## Set task
Check each line of the entries below for the string "Registry"; copy every line where it appears.

## Material supplied
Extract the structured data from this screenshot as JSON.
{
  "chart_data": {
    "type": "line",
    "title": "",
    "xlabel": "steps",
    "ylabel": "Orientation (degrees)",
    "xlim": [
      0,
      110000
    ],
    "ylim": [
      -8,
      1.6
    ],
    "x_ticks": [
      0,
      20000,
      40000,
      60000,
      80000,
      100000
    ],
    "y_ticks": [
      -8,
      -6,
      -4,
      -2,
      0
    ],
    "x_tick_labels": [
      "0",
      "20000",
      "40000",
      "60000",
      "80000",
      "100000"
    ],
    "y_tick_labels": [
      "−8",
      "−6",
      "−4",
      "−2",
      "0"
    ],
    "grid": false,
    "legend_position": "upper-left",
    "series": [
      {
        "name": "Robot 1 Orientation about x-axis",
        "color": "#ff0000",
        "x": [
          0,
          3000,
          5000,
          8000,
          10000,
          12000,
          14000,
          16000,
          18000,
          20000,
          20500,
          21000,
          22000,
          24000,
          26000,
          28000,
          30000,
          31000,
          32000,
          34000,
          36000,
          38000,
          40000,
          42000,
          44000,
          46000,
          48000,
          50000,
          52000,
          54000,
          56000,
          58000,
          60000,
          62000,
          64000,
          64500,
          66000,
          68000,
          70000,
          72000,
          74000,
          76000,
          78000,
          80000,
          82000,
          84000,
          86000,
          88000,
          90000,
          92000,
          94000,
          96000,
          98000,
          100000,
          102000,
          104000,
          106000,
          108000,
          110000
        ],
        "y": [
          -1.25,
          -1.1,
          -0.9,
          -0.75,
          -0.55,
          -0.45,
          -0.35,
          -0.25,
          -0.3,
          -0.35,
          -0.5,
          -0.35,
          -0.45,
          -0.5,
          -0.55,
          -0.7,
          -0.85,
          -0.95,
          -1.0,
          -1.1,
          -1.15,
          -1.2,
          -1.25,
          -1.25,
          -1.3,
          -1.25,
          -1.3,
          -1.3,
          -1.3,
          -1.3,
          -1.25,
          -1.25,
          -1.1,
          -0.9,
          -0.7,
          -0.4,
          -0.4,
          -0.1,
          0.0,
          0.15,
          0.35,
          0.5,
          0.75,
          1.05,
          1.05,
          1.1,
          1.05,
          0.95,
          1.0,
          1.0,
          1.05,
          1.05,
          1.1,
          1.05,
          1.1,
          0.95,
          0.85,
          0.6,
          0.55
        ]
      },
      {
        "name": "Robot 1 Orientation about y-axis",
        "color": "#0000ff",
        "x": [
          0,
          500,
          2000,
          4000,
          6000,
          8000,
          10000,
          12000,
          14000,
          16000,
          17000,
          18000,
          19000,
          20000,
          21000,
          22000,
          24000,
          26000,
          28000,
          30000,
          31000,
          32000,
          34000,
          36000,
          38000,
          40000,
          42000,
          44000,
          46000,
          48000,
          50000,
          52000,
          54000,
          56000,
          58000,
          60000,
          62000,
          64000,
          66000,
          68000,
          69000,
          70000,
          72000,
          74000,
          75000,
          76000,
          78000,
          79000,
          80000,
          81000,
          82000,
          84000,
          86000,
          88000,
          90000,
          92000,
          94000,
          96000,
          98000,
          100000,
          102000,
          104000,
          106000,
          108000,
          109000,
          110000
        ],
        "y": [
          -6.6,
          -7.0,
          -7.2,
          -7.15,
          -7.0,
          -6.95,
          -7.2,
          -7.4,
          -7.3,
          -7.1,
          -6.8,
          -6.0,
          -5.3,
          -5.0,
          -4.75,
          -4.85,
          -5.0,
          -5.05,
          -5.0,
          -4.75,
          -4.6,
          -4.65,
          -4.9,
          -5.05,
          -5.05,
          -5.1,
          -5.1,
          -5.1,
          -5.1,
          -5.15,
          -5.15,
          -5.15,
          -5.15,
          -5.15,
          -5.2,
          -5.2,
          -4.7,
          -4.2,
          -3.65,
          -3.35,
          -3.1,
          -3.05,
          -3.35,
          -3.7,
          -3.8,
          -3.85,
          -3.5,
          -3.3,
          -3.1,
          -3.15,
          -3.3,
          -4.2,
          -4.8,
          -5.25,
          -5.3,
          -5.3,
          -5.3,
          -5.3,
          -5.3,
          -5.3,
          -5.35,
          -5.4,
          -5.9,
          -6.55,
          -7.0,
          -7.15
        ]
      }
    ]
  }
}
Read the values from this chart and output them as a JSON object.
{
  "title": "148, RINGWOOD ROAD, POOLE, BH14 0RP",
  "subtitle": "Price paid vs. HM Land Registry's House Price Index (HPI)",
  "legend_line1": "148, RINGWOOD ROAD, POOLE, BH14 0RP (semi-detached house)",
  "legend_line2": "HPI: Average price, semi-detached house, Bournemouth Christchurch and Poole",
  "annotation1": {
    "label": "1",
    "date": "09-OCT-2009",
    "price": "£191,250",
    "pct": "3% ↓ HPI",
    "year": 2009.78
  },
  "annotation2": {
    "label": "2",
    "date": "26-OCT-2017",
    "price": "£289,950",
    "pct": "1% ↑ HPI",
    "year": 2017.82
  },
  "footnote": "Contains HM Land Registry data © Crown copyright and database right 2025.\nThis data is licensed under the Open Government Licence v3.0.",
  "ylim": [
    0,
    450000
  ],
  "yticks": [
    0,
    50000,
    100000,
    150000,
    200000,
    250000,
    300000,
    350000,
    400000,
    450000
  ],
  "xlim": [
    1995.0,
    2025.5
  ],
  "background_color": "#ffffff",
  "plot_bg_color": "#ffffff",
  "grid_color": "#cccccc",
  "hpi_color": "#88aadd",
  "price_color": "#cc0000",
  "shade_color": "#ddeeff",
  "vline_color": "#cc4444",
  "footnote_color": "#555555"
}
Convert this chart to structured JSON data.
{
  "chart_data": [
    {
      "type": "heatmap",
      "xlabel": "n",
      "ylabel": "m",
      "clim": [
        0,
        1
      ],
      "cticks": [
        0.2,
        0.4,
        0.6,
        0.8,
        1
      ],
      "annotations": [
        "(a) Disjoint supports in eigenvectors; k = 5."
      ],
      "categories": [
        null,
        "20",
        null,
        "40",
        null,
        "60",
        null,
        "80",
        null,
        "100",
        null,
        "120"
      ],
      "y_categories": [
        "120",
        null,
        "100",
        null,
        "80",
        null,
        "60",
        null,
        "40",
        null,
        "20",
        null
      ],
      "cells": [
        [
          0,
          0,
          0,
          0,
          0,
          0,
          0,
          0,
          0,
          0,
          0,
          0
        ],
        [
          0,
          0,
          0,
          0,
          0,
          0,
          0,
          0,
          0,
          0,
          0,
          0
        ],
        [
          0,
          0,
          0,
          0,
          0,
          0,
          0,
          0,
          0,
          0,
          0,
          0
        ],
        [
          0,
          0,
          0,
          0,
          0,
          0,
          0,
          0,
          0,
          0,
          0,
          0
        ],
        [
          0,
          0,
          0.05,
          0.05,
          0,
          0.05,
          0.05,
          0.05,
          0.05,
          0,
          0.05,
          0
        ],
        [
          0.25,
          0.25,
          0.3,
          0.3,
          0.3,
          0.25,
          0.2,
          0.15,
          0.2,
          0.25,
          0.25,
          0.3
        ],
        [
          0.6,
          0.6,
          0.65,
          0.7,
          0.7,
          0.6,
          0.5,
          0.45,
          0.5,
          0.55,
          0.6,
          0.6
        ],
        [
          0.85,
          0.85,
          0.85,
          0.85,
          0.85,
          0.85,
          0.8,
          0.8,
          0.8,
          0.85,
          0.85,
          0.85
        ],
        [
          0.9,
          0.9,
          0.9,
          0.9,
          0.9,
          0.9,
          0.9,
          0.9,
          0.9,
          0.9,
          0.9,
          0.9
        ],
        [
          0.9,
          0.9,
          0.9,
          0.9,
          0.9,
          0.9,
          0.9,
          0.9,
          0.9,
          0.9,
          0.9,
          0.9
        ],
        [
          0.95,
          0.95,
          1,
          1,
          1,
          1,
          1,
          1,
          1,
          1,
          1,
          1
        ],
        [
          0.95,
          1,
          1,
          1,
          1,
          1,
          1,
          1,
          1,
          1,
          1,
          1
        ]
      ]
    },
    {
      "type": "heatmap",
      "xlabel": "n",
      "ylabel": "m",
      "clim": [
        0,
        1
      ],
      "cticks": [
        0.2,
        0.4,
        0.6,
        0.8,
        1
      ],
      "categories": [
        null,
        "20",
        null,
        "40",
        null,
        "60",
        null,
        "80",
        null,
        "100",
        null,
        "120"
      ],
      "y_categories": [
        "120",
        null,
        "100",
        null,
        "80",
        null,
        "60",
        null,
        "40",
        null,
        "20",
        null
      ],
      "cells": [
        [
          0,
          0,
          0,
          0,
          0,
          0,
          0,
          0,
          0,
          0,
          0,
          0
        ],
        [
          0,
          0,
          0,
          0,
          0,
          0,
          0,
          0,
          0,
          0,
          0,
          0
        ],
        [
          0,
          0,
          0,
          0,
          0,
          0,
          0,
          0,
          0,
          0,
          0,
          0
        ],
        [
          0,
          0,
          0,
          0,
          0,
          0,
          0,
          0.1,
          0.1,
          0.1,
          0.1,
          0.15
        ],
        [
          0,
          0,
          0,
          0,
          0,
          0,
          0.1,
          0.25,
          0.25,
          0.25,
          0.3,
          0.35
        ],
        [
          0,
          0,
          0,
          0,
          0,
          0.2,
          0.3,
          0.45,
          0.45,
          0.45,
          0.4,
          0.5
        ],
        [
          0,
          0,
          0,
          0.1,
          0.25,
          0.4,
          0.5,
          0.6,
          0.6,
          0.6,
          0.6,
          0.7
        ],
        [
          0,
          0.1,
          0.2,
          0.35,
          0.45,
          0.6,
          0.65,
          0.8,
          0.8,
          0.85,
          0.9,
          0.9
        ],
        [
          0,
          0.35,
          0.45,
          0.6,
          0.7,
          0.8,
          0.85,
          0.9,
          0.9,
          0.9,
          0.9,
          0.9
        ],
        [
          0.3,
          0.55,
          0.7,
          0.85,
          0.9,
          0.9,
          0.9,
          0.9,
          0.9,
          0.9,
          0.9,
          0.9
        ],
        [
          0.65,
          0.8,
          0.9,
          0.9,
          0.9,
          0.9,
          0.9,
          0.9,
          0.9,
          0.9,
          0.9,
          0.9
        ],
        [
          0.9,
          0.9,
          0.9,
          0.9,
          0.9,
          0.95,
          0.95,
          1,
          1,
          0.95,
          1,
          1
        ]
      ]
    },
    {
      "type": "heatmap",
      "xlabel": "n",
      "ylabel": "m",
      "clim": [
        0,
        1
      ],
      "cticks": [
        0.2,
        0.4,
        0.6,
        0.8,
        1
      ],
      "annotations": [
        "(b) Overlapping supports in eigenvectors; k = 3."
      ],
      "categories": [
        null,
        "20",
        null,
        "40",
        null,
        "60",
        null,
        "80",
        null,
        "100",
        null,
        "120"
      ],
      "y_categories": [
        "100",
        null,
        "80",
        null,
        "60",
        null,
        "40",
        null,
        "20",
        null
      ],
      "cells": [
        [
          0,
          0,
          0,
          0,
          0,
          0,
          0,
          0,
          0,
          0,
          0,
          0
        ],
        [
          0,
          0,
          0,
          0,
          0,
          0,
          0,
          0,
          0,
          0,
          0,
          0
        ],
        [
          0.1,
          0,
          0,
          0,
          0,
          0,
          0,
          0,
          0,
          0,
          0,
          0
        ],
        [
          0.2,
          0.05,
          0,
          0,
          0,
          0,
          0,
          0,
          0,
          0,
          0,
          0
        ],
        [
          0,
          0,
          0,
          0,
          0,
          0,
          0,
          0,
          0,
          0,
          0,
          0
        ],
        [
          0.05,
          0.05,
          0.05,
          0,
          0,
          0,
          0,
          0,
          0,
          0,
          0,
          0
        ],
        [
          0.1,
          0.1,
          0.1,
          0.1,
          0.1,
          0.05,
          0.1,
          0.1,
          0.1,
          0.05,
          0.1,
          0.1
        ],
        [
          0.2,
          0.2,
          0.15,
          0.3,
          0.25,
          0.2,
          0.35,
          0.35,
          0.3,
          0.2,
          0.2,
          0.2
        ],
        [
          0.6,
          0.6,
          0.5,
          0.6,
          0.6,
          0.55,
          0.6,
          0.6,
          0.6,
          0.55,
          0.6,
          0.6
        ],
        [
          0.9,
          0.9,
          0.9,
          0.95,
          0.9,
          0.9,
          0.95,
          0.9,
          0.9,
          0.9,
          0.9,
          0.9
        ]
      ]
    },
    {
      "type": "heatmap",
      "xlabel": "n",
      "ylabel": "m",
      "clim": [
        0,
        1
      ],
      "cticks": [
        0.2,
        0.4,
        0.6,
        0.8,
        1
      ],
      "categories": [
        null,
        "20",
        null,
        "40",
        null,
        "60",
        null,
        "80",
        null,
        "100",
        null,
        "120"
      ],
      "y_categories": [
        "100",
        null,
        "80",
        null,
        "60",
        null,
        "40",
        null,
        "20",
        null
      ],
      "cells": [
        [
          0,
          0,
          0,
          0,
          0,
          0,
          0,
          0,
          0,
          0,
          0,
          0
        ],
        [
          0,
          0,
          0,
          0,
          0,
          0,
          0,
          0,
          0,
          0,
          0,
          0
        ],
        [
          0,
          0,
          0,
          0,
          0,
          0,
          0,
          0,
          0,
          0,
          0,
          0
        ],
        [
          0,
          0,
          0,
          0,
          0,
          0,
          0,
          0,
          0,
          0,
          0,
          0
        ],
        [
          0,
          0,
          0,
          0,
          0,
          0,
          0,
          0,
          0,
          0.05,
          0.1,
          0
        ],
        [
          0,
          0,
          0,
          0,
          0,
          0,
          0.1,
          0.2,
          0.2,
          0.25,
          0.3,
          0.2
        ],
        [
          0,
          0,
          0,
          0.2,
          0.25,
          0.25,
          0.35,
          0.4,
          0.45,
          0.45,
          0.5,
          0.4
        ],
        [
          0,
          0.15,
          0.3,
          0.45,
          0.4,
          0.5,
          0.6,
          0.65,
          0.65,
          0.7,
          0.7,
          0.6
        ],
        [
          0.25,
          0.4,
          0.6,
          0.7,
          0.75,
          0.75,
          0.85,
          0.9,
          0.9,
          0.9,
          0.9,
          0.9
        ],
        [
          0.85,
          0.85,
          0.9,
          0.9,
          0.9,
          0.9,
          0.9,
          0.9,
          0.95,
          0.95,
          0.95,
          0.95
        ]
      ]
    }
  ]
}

## Response
  "subtitle": "Price paid vs. HM Land Registry's House Price Index (HPI)",
  "footnote": "Contains HM Land Registry data © Crown copyright and database right 2025.\nThis data is licensed under the Open Government Licence v3.0.",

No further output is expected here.